MATERIAL FOR THIS EXERCISE:
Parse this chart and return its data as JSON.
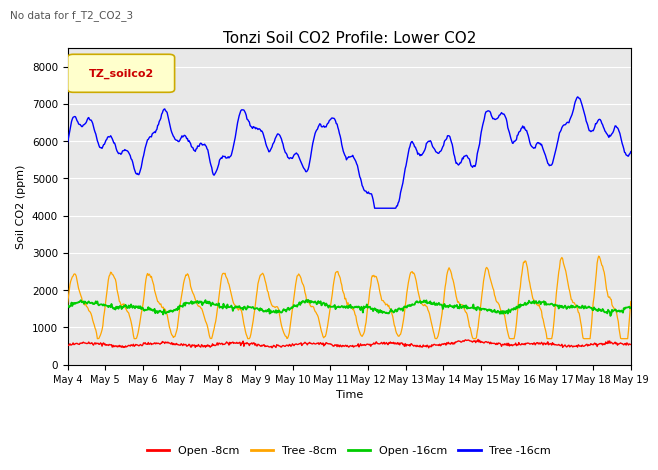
{
  "title": "Tonzi Soil CO2 Profile: Lower CO2",
  "subtitle": "No data for f_T2_CO2_3",
  "ylabel": "Soil CO2 (ppm)",
  "xlabel": "Time",
  "legend_label": "TZ_soilco2",
  "legend_entries": [
    "Open -8cm",
    "Tree -8cm",
    "Open -16cm",
    "Tree -16cm"
  ],
  "legend_colors": [
    "#ff0000",
    "#ffa500",
    "#00cc00",
    "#0000ff"
  ],
  "ylim": [
    0,
    8500
  ],
  "yticks": [
    0,
    1000,
    2000,
    3000,
    4000,
    5000,
    6000,
    7000,
    8000
  ],
  "x_tick_labels": [
    "May 4",
    "May 5",
    "May 6",
    "May 7",
    "May 8",
    "May 9",
    "May 10",
    "May 11",
    "May 12",
    "May 13",
    "May 14",
    "May 15",
    "May 16",
    "May 17",
    "May 18",
    "May 19"
  ],
  "bg_color": "#e8e8e8",
  "title_fontsize": 11,
  "axis_label_fontsize": 8,
  "tick_fontsize": 7.5
}
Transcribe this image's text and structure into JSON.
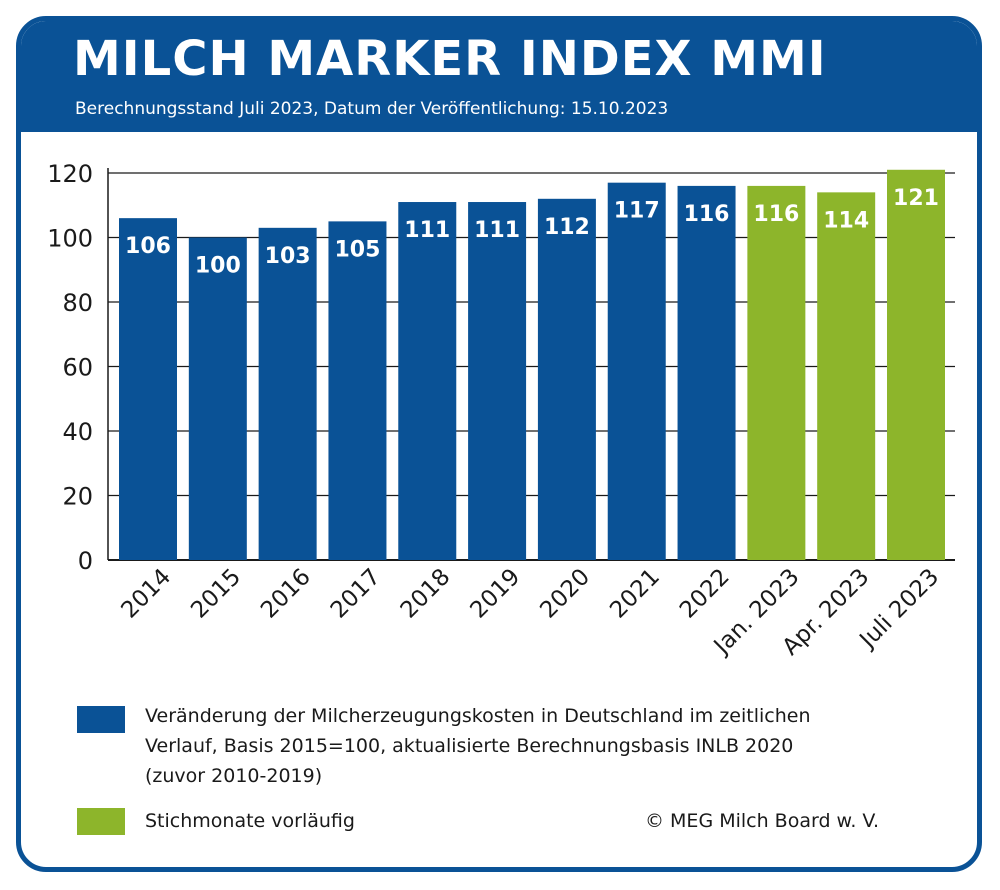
{
  "header": {
    "title": "MILCH MARKER INDEX MMI",
    "subtitle": "Berechnungsstand Juli 2023, Datum der Veröffentlichung: 15.10.2023"
  },
  "colors": {
    "blue": "#0a5296",
    "green": "#8db52b",
    "grid": "#1a1a1a",
    "label_on_bar": "#ffffff"
  },
  "chart_data": {
    "type": "bar",
    "categories": [
      "2014",
      "2015",
      "2016",
      "2017",
      "2018",
      "2019",
      "2020",
      "2021",
      "2022",
      "Jan. 2023",
      "Apr. 2023",
      "Juli 2023"
    ],
    "values": [
      106,
      100,
      103,
      105,
      111,
      111,
      112,
      117,
      116,
      116,
      114,
      121
    ],
    "bar_groups": [
      "blue",
      "blue",
      "blue",
      "blue",
      "blue",
      "blue",
      "blue",
      "blue",
      "blue",
      "green",
      "green",
      "green"
    ],
    "ylim": [
      0,
      120
    ],
    "yticks": [
      "0",
      "20",
      "40",
      "60",
      "80",
      "100",
      "120"
    ],
    "grid": true,
    "data_labels": true
  },
  "legend": {
    "items": [
      {
        "color": "#0a5296",
        "lines": [
          "Veränderung der Milcherzeugungskosten in Deutschland im zeitlichen",
          "Verlauf, Basis 2015=100, aktualisierte Berechnungsbasis INLB 2020",
          "(zuvor 2010-2019)"
        ]
      },
      {
        "color": "#8db52b",
        "lines": [
          "Stichmonate vorläufig"
        ]
      }
    ]
  },
  "copyright": "© MEG Milch Board w. V."
}
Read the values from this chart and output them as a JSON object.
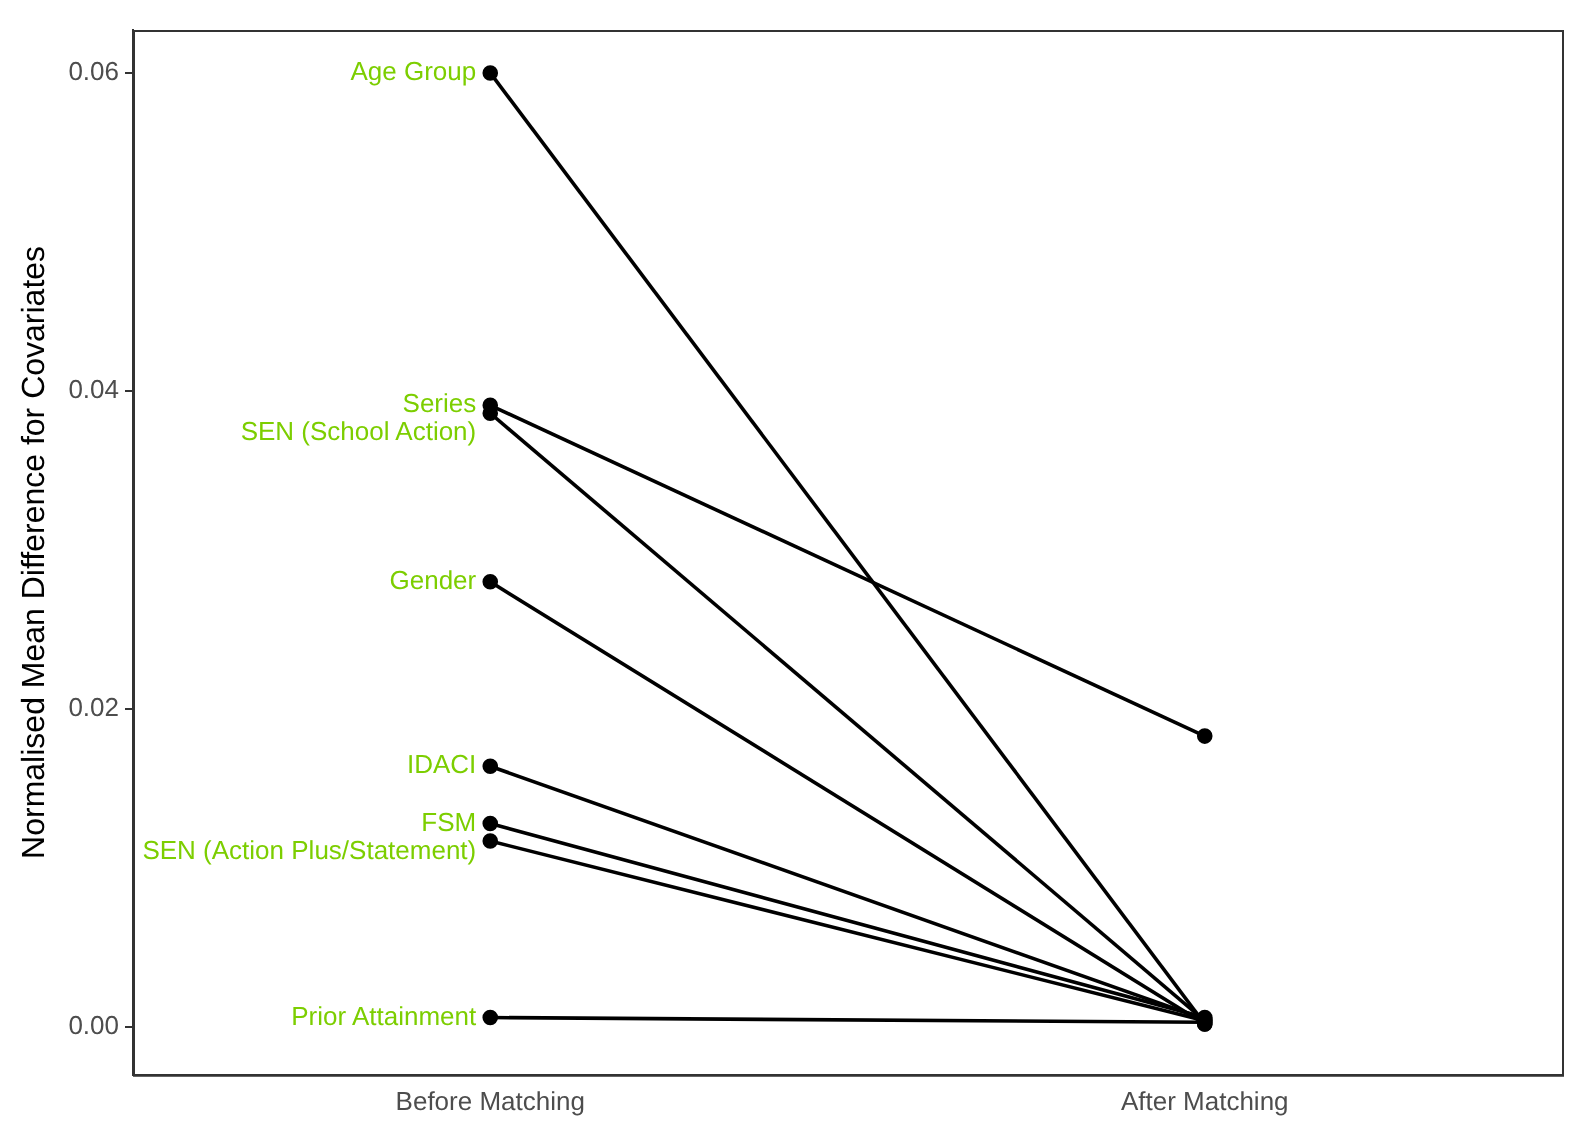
{
  "chart_data": {
    "type": "line",
    "ylabel": "Normalised Mean Difference for Covariates",
    "categories": [
      "Before Matching",
      "After Matching"
    ],
    "series": [
      {
        "name": "Age Group",
        "color": "#000000",
        "values": [
          0.06,
          0.0002
        ]
      },
      {
        "name": "Series",
        "color": "#000000",
        "values": [
          0.0391,
          0.0183
        ]
      },
      {
        "name": "SEN (School Action)",
        "color": "#000000",
        "values": [
          0.0386,
          0.0004
        ]
      },
      {
        "name": "Gender",
        "color": "#000000",
        "values": [
          0.028,
          0.0002
        ]
      },
      {
        "name": "IDACI",
        "color": "#000000",
        "values": [
          0.0164,
          0.0005
        ]
      },
      {
        "name": "FSM",
        "color": "#000000",
        "values": [
          0.0128,
          0.0006
        ]
      },
      {
        "name": "SEN (Action Plus/Statement)",
        "color": "#000000",
        "values": [
          0.0117,
          0.0004
        ]
      },
      {
        "name": "Prior Attainment",
        "color": "#000000",
        "values": [
          0.0006,
          0.0003
        ]
      }
    ],
    "ylim": [
      -0.003,
      0.0627
    ],
    "yticks": [
      {
        "value": 0,
        "label": "0.00"
      },
      {
        "value": 0.02,
        "label": "0.02"
      },
      {
        "value": 0.04,
        "label": "0.04"
      },
      {
        "value": 0.06,
        "label": "0.06"
      }
    ],
    "grid": false,
    "legend": false,
    "marker": "circle",
    "line_style": "solid"
  }
}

WHAT IS NEEDED:
Your copy of the data should match it exactly, except that pictures are left out.

RESULT BELOW:
Parse this chart and return its data as JSON.
{
  "title": "Tonzi Soil CO2 Profile: Lower CO2",
  "subtitle": "No data for f_T2_CO2_3",
  "ylabel": "Soil CO2 (ppm)",
  "xlabel": "Time",
  "legend_label": "TZ_soilco2",
  "legend_entries": [
    "Open -8cm",
    "Tree -8cm",
    "Open -16cm",
    "Tree -16cm"
  ],
  "legend_colors": [
    "#ff0000",
    "#ffa500",
    "#00cc00",
    "#0000ff"
  ],
  "ylim": [
    0,
    8500
  ],
  "yticks": [
    0,
    1000,
    2000,
    3000,
    4000,
    5000,
    6000,
    7000,
    8000
  ],
  "x_tick_labels": [
    "May 4",
    "May 5",
    "May 6",
    "May 7",
    "May 8",
    "May 9",
    "May 10",
    "May 11",
    "May 12",
    "May 13",
    "May 14",
    "May 15",
    "May 16",
    "May 17",
    "May 18",
    "May 19"
  ],
  "bg_color": "#e8e8e8",
  "title_fontsize": 11,
  "axis_label_fontsize": 8,
  "tick_fontsize": 7.5
}
Transcribe this image's text and structure into JSON.
{
  "header": {
    "title": "MILCH MARKER INDEX MMI",
    "subtitle": "Berechnungsstand Juli 2023, Datum der Veröffentlichung: 15.10.2023"
  },
  "colors": {
    "blue": "#0a5296",
    "green": "#8db52b",
    "grid": "#1a1a1a",
    "label_on_bar": "#ffffff"
  },
  "chart_data": {
    "type": "bar",
    "categories": [
      "2014",
      "2015",
      "2016",
      "2017",
      "2018",
      "2019",
      "2020",
      "2021",
      "2022",
      "Jan. 2023",
      "Apr. 2023",
      "Juli 2023"
    ],
    "values": [
      106,
      100,
      103,
      105,
      111,
      111,
      112,
      117,
      116,
      116,
      114,
      121
    ],
    "bar_groups": [
      "blue",
      "blue",
      "blue",
      "blue",
      "blue",
      "blue",
      "blue",
      "blue",
      "blue",
      "green",
      "green",
      "green"
    ],
    "ylim": [
      0,
      120
    ],
    "yticks": [
      "0",
      "20",
      "40",
      "60",
      "80",
      "100",
      "120"
    ],
    "grid": true,
    "data_labels": true
  },
  "legend": {
    "items": [
      {
        "color": "#0a5296",
        "lines": [
          "Veränderung der Milcherzeugungskosten in Deutschland im zeitlichen",
          "Verlauf, Basis 2015=100, aktualisierte Berechnungsbasis INLB 2020",
          "(zuvor 2010-2019)"
        ]
      },
      {
        "color": "#8db52b",
        "lines": [
          "Stichmonate vorläufig"
        ]
      }
    ]
  },
  "copyright": "© MEG Milch Board w. V."
}
Read the values from this chart and output them as a JSON object.
{
  "chart_data": {
    "type": "line",
    "ylabel": "Normalised Mean Difference for Covariates",
    "categories": [
      "Before Matching",
      "After Matching"
    ],
    "series": [
      {
        "name": "Age Group",
        "color": "#000000",
        "values": [
          0.06,
          0.0002
        ]
      },
      {
        "name": "Series",
        "color": "#000000",
        "values": [
          0.0391,
          0.0183
        ]
      },
      {
        "name": "SEN (School Action)",
        "color": "#000000",
        "values": [
          0.0386,
          0.0004
        ]
      },
      {
        "name": "Gender",
        "color": "#000000",
        "values": [
          0.028,
          0.0002
        ]
      },
      {
        "name": "IDACI",
        "color": "#000000",
        "values": [
          0.0164,
          0.0005
        ]
      },
      {
        "name": "FSM",
        "color": "#000000",
        "values": [
          0.0128,
          0.0006
        ]
      },
      {
        "name": "SEN (Action Plus/Statement)",
        "color": "#000000",
        "values": [
          0.0117,
          0.0004
        ]
      },
      {
        "name": "Prior Attainment",
        "color": "#000000",
        "values": [
          0.0006,
          0.0003
        ]
      }
    ],
    "ylim": [
      -0.003,
      0.0627
    ],
    "yticks": [
      {
        "value": 0,
        "label": "0.00"
      },
      {
        "value": 0.02,
        "label": "0.02"
      },
      {
        "value": 0.04,
        "label": "0.04"
      },
      {
        "value": 0.06,
        "label": "0.06"
      }
    ],
    "grid": false,
    "legend": false,
    "marker": "circle",
    "line_style": "solid"
  }
}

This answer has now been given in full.